=== GOAL ===
Scan the entries below and extract each line with the word "धमतर" in it.

=== MATERIAL PROVIDED ===
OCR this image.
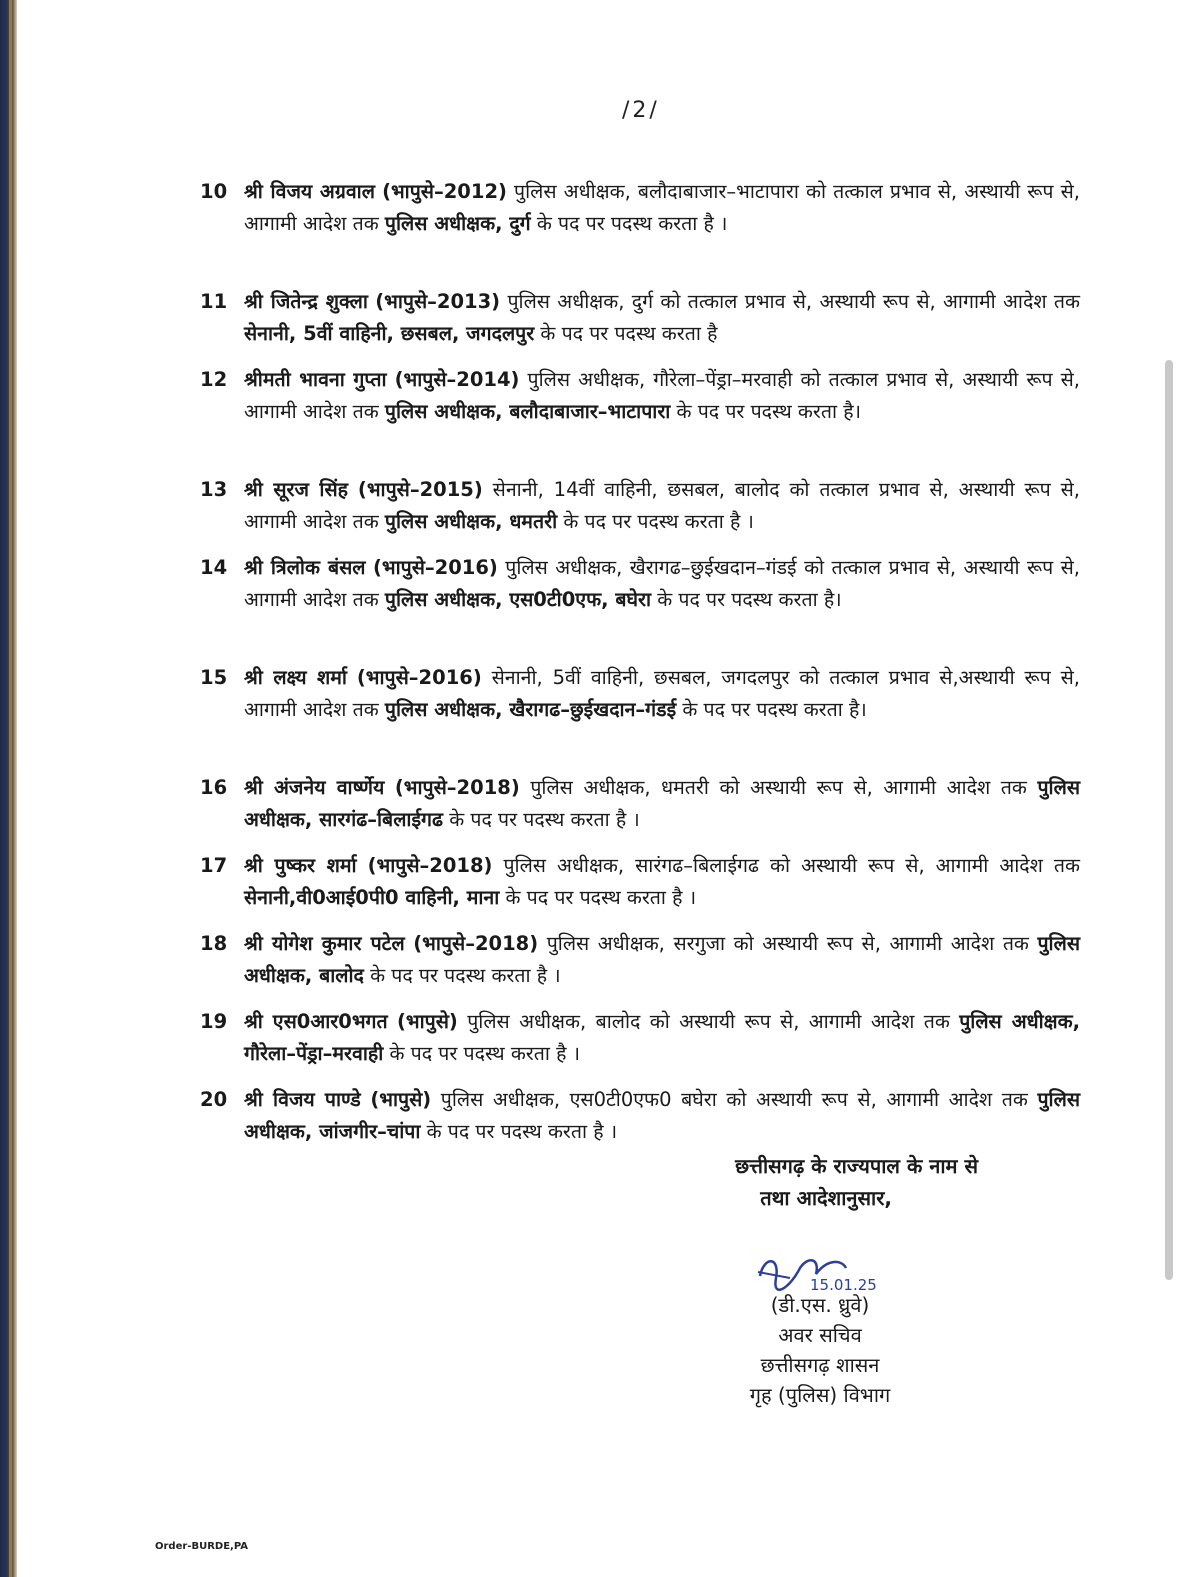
/2/
10 श्री विजय अग्रवाल (भापुसे–2012) पुलिस अधीक्षक, बलौदाबाजार–भाटापारा को तत्काल प्रभाव से, अस्थायी रूप से, आगामी आदेश तक पुलिस अधीक्षक, दुर्ग के पद पर पदस्थ करता है ।
11 श्री जितेन्द्र शुक्ला (भापुसे–2013) पुलिस अधीक्षक, दुर्ग को तत्काल प्रभाव से, अस्थायी रूप से, आगामी आदेश तक सेनानी, 5वीं वाहिनी, छसबल, जगदलपुर के पद पर पदस्थ करता है
12 श्रीमती भावना गुप्ता (भापुसे–2014) पुलिस अधीक्षक, गौरेला–पेंड्रा–मरवाही को तत्काल प्रभाव से, अस्थायी रूप से, आगामी आदेश तक पुलिस अधीक्षक, बलौदाबाजार–भाटापारा के पद पर पदस्थ करता है।
13 श्री सूरज सिंह (भापुसे–2015) सेनानी, 14वीं वाहिनी, छसबल, बालोद को तत्काल प्रभाव से, अस्थायी रूप से, आगामी आदेश तक पुलिस अधीक्षक, धमतरी के पद पर पदस्थ करता है ।
14 श्री त्रिलोक बंसल (भापुसे–2016) पुलिस अधीक्षक, खैरागढ–छुईखदान–गंडई को तत्काल प्रभाव से, अस्थायी रूप से, आगामी आदेश तक पुलिस अधीक्षक, एस0टी0एफ, बघेरा के पद पर पदस्थ करता है।
15 श्री लक्ष्य शर्मा (भापुसे–2016) सेनानी, 5वीं वाहिनी, छसबल, जगदलपुर को तत्काल प्रभाव से,अस्थायी रूप से, आगामी आदेश तक पुलिस अधीक्षक, खैरागढ–छुईखदान–गंडई के पद पर पदस्थ करता है।
16 श्री अंजनेय वार्ष्णेय (भापुसे–2018) पुलिस अधीक्षक, धमतरी को अस्थायी रूप से, आगामी आदेश तक पुलिस अधीक्षक, सारगंढ–बिलाईगढ के पद पर पदस्थ करता है ।
17 श्री पुष्कर शर्मा (भापुसे–2018) पुलिस अधीक्षक, सारंगढ–बिलाईगढ को अस्थायी रूप से, आगामी आदेश तक सेनानी,वी0आई0पी0 वाहिनी, माना के पद पर पदस्थ करता है ।
18 श्री योगेश कुमार पटेल (भापुसे–2018) पुलिस अधीक्षक, सरगुजा को अस्थायी रूप से, आगामी आदेश तक पुलिस अधीक्षक, बालोद के पद पर पदस्थ करता है ।
19 श्री एस0आर0भगत (भापुसे) पुलिस अधीक्षक, बालोद को अस्थायी रूप से, आगामी आदेश तक पुलिस अधीक्षक, गौरेला–पेंड्रा–मरवाही के पद पर पदस्थ करता है ।
20 श्री विजय पाण्डे (भापुसे) पुलिस अधीक्षक, एस0टी0एफ0 बघेरा को अस्थायी रूप से, आगामी आदेश तक पुलिस अधीक्षक, जांजगीर–चांपा के पद पर पदस्थ करता है ।
छत्तीसगढ़ के राज्यपाल के नाम से
तथा आदेशानुसार,
15.01.25
(डी.एस. ध्रुवे)
अवर सचिव
छत्तीसगढ़ शासन
गृह (पुलिस) विभाग
Order-BURDE,PA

=== RESPONSE ===
13 श्री सूरज सिंह (भापुसे–2015) सेनानी, 14वीं वाहिनी, छसबल, बालोद को तत्काल प्रभाव से, अस्थायी रूप से, आगामी आदेश तक पुलिस अधीक्षक, धमतरी के पद पर पदस्थ करता है ।
16 श्री अंजनेय वार्ष्णेय (भापुसे–2018) पुलिस अधीक्षक, धमतरी को अस्थायी रूप से, आगामी आदेश तक पुलिस अधीक्षक, सारगंढ–बिलाईगढ के पद पर पदस्थ करता है ।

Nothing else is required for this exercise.